[Collected data entries]
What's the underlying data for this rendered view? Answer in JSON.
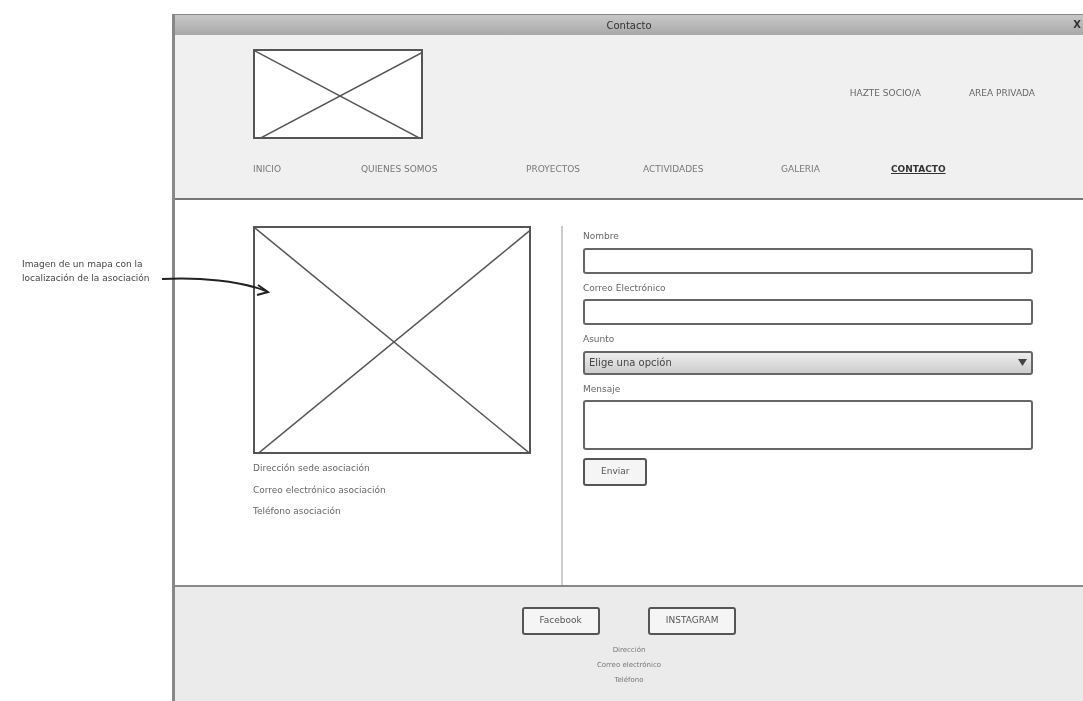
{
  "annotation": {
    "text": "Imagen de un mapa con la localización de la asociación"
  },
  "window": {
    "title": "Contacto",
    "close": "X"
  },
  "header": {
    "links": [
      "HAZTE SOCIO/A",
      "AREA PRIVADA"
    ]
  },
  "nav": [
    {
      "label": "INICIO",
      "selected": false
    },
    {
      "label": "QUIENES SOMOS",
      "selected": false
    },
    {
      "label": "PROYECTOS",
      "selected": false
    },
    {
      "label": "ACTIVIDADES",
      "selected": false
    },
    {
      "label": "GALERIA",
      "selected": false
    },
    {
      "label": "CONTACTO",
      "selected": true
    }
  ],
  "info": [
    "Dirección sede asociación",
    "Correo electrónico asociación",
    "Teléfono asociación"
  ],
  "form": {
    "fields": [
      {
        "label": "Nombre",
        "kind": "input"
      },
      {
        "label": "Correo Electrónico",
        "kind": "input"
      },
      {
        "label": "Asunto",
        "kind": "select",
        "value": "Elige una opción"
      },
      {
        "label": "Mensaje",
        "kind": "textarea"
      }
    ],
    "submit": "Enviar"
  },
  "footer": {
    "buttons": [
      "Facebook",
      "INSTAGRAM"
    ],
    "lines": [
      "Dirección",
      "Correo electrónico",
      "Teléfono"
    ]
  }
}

§ Task:
Reproduce each line exactly as it appears, omitting the pictures.

§ Task solution:
What's the underlying data for this rendered view? Answer in JSON.
{
  "annotation": {
    "text": "Imagen de un mapa con la localización de la asociación"
  },
  "window": {
    "title": "Contacto",
    "close": "X"
  },
  "header": {
    "links": [
      "HAZTE SOCIO/A",
      "AREA PRIVADA"
    ]
  },
  "nav": [
    {
      "label": "INICIO",
      "selected": false
    },
    {
      "label": "QUIENES SOMOS",
      "selected": false
    },
    {
      "label": "PROYECTOS",
      "selected": false
    },
    {
      "label": "ACTIVIDADES",
      "selected": false
    },
    {
      "label": "GALERIA",
      "selected": false
    },
    {
      "label": "CONTACTO",
      "selected": true
    }
  ],
  "info": [
    "Dirección sede asociación",
    "Correo electrónico asociación",
    "Teléfono asociación"
  ],
  "form": {
    "fields": [
      {
        "label": "Nombre",
        "kind": "input"
      },
      {
        "label": "Correo Electrónico",
        "kind": "input"
      },
      {
        "label": "Asunto",
        "kind": "select",
        "value": "Elige una opción"
      },
      {
        "label": "Mensaje",
        "kind": "textarea"
      }
    ],
    "submit": "Enviar"
  },
  "footer": {
    "buttons": [
      "Facebook",
      "INSTAGRAM"
    ],
    "lines": [
      "Dirección",
      "Correo electrónico",
      "Teléfono"
    ]
  }
}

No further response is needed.